** start DATA TO USE **

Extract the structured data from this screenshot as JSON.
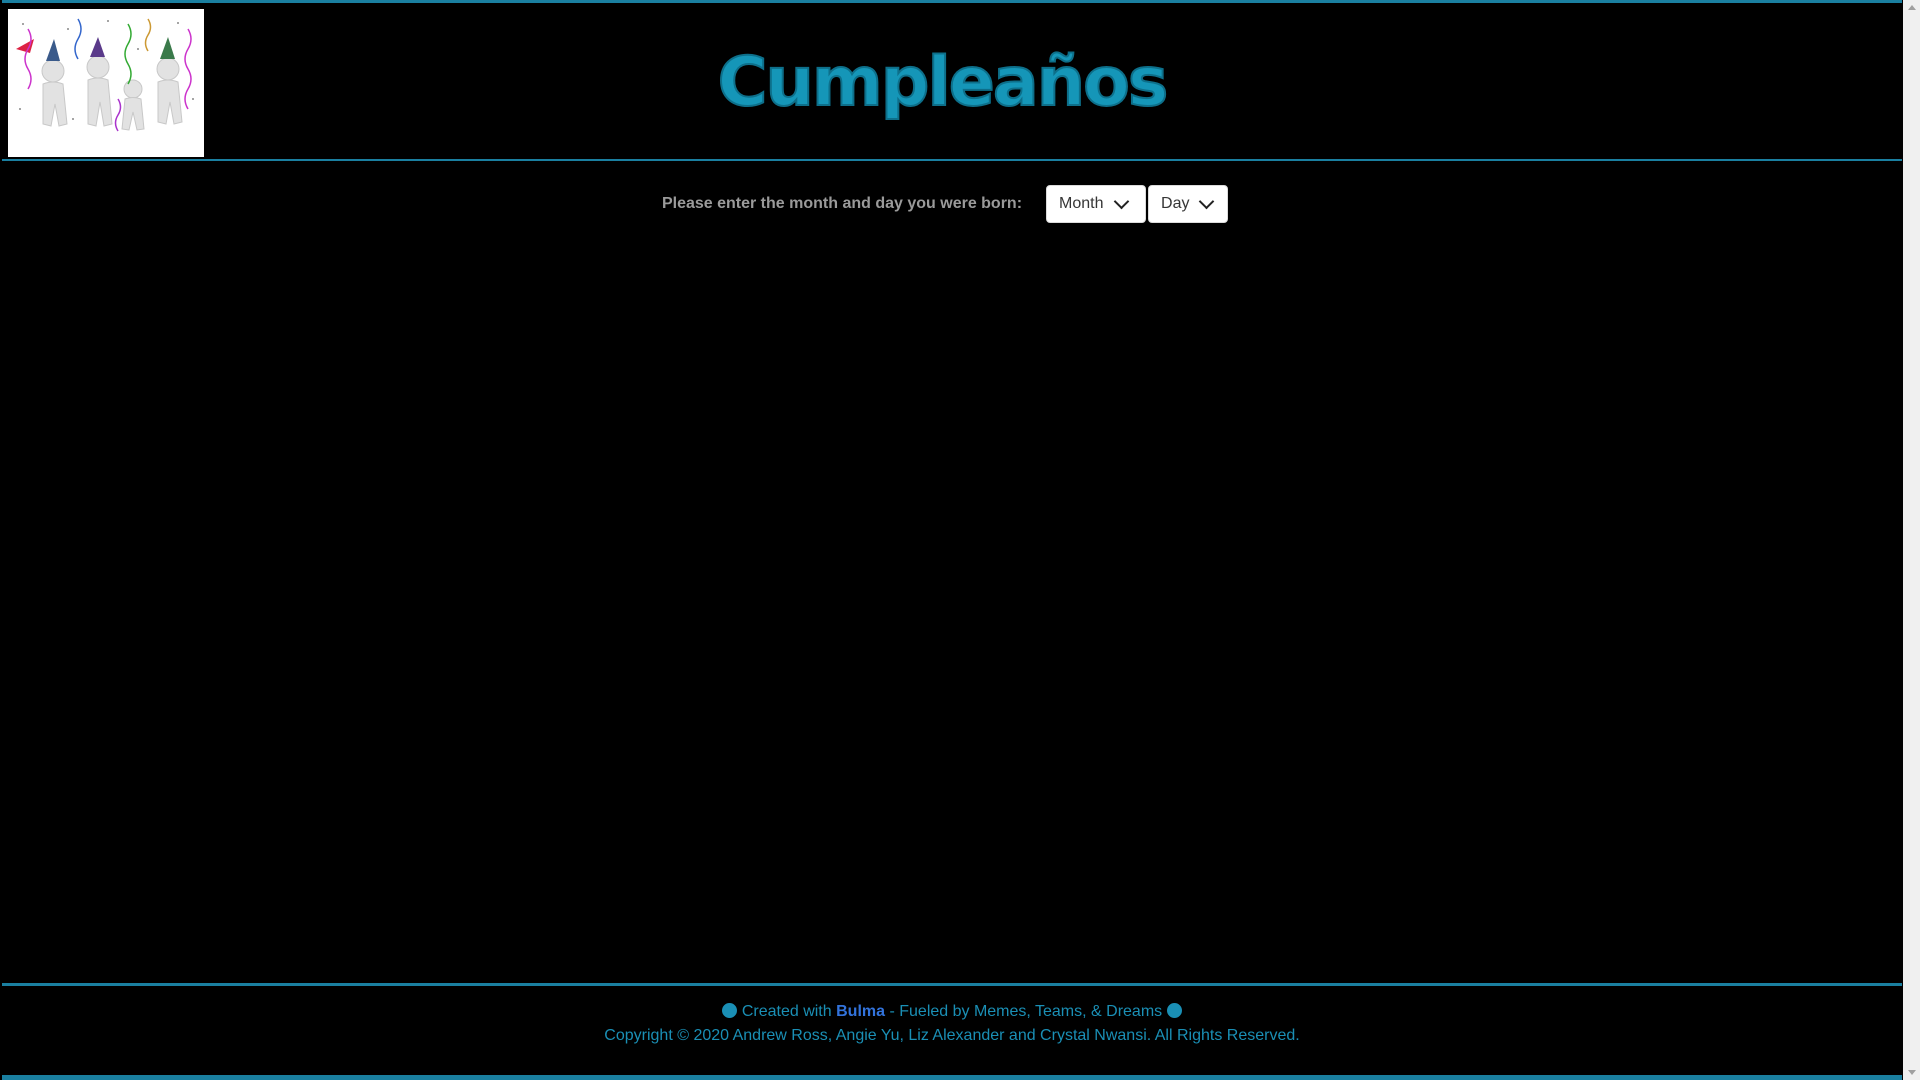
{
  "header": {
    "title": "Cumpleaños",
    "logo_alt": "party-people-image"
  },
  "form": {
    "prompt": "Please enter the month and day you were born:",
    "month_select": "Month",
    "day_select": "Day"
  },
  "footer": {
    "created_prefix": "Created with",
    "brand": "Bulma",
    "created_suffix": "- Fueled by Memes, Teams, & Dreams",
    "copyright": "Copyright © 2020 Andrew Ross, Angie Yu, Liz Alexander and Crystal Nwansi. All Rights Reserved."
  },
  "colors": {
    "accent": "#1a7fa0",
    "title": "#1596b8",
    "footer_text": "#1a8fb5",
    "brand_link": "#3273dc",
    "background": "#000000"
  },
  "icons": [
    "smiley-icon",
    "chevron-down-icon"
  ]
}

** end DATA TO USE **
** start DATA TO USE **

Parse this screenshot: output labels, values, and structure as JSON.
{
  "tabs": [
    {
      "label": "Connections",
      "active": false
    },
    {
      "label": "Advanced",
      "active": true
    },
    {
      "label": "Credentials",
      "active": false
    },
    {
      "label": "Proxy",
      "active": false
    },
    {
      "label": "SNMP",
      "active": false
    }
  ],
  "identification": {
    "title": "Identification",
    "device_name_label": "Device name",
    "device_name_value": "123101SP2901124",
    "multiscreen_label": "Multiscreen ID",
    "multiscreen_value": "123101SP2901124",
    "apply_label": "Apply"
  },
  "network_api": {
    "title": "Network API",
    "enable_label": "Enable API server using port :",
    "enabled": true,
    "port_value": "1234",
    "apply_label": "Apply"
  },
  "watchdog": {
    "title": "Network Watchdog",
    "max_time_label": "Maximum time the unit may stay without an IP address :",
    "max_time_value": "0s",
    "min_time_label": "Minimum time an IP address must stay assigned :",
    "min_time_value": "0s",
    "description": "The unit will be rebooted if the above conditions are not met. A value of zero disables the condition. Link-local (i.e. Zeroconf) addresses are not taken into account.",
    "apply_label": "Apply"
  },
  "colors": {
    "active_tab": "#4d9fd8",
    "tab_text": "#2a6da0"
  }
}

** end DATA TO USE **

**AIM**
Search the entries for "JSON" and copy out each line that has it.

**FULL RESPONSE**
Extract the structured data from this screenshot as JSON.
Parse this screenshot: output labels, values, and structure as JSON.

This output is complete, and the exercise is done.